§ Problem to work on:
Report the count of lines below in which the string "values" occurs; include nothing else.

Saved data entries
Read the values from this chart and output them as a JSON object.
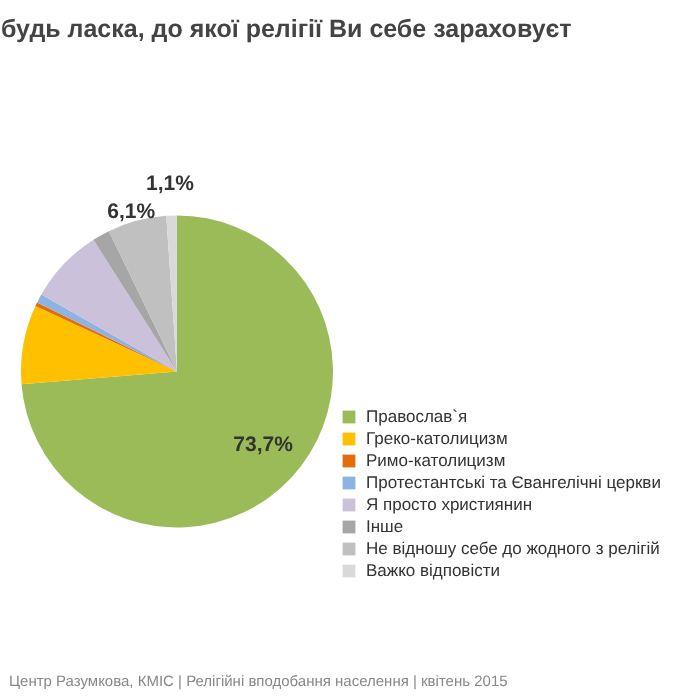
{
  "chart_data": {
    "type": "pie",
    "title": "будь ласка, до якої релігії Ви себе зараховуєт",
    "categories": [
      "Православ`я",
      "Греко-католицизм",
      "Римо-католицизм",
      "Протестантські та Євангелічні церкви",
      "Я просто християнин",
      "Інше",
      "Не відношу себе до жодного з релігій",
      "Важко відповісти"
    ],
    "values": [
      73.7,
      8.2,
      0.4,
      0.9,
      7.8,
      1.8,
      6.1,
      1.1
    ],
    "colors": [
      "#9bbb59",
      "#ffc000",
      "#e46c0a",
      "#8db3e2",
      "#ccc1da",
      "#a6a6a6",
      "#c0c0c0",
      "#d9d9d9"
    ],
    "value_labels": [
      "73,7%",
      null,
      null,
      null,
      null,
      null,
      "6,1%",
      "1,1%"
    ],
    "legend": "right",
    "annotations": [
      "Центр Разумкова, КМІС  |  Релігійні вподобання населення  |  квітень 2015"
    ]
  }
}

§ Response to the task:
2